Transcribe the entries that follow, word for word.
★ ★ ★ ★
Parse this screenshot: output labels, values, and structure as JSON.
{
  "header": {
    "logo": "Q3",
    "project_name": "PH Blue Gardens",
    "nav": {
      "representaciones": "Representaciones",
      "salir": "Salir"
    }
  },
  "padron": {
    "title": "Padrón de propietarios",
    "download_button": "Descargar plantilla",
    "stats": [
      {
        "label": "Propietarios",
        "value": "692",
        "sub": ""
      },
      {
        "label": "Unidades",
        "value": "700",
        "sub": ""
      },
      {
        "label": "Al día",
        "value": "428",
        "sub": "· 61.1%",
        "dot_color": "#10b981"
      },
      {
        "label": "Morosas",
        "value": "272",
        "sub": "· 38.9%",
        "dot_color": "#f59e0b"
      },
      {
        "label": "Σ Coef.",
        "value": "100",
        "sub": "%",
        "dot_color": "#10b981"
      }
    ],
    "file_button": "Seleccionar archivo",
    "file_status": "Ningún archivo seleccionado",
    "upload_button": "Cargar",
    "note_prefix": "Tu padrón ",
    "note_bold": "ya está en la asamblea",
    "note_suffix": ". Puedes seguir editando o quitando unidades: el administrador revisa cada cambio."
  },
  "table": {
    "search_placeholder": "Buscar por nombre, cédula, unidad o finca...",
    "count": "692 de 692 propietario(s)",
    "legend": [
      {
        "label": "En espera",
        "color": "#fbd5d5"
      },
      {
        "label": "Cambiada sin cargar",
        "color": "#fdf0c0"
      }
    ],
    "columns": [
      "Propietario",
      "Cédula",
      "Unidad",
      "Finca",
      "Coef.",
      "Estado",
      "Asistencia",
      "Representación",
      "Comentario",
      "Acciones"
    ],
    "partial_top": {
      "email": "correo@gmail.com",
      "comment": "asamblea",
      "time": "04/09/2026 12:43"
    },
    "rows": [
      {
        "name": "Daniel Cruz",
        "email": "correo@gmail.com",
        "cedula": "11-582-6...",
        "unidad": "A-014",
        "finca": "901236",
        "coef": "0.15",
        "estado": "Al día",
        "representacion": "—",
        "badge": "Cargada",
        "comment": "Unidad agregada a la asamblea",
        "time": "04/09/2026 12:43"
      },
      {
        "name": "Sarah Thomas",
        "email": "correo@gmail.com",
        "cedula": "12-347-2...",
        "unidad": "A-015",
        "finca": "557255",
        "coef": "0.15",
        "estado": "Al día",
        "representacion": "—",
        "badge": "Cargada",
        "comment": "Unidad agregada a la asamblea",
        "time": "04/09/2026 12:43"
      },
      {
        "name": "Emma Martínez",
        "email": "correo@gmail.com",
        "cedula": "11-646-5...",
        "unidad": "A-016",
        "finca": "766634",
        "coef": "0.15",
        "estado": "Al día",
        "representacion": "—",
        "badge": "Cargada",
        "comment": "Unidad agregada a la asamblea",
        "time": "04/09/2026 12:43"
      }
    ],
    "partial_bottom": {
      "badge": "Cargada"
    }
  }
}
★ ★ ★ ★
### ANSWER TO THE EXERCISE
Parse this screenshot: output labels, values, and structure as JSON.
{
  "header": {
    "logo": "Q3",
    "project_name": "PH Blue Gardens",
    "nav": {
      "representaciones": "Representaciones",
      "salir": "Salir"
    }
  },
  "padron": {
    "title": "Padrón de propietarios",
    "download_button": "Descargar plantilla",
    "stats": [
      {
        "label": "Propietarios",
        "value": "692",
        "sub": ""
      },
      {
        "label": "Unidades",
        "value": "700",
        "sub": ""
      },
      {
        "label": "Al día",
        "value": "428",
        "sub": "· 61.1%",
        "dot_color": "#10b981"
      },
      {
        "label": "Morosas",
        "value": "272",
        "sub": "· 38.9%",
        "dot_color": "#f59e0b"
      },
      {
        "label": "Σ Coef.",
        "value": "100",
        "sub": "%",
        "dot_color": "#10b981"
      }
    ],
    "file_button": "Seleccionar archivo",
    "file_status": "Ningún archivo seleccionado",
    "upload_button": "Cargar",
    "note_prefix": "Tu padrón ",
    "note_bold": "ya está en la asamblea",
    "note_suffix": ". Puedes seguir editando o quitando unidades: el administrador revisa cada cambio."
  },
  "table": {
    "search_placeholder": "Buscar por nombre, cédula, unidad o finca...",
    "count": "692 de 692 propietario(s)",
    "legend": [
      {
        "label": "En espera",
        "color": "#fbd5d5"
      },
      {
        "label": "Cambiada sin cargar",
        "color": "#fdf0c0"
      }
    ],
    "columns": [
      "Propietario",
      "Cédula",
      "Unidad",
      "Finca",
      "Coef.",
      "Estado",
      "Asistencia",
      "Representación",
      "Comentario",
      "Acciones"
    ],
    "partial_top": {
      "email": "correo@gmail.com",
      "comment": "asamblea",
      "time": "04/09/2026 12:43"
    },
    "rows": [
      {
        "name": "Daniel Cruz",
        "email": "correo@gmail.com",
        "cedula": "11-582-6...",
        "unidad": "A-014",
        "finca": "901236",
        "coef": "0.15",
        "estado": "Al día",
        "representacion": "—",
        "badge": "Cargada",
        "comment": "Unidad agregada a la asamblea",
        "time": "04/09/2026 12:43"
      },
      {
        "name": "Sarah Thomas",
        "email": "correo@gmail.com",
        "cedula": "12-347-2...",
        "unidad": "A-015",
        "finca": "557255",
        "coef": "0.15",
        "estado": "Al día",
        "representacion": "—",
        "badge": "Cargada",
        "comment": "Unidad agregada a la asamblea",
        "time": "04/09/2026 12:43"
      },
      {
        "name": "Emma Martínez",
        "email": "correo@gmail.com",
        "cedula": "11-646-5...",
        "unidad": "A-016",
        "finca": "766634",
        "coef": "0.15",
        "estado": "Al día",
        "representacion": "—",
        "badge": "Cargada",
        "comment": "Unidad agregada a la asamblea",
        "time": "04/09/2026 12:43"
      }
    ],
    "partial_bottom": {
      "badge": "Cargada"
    }
  }
}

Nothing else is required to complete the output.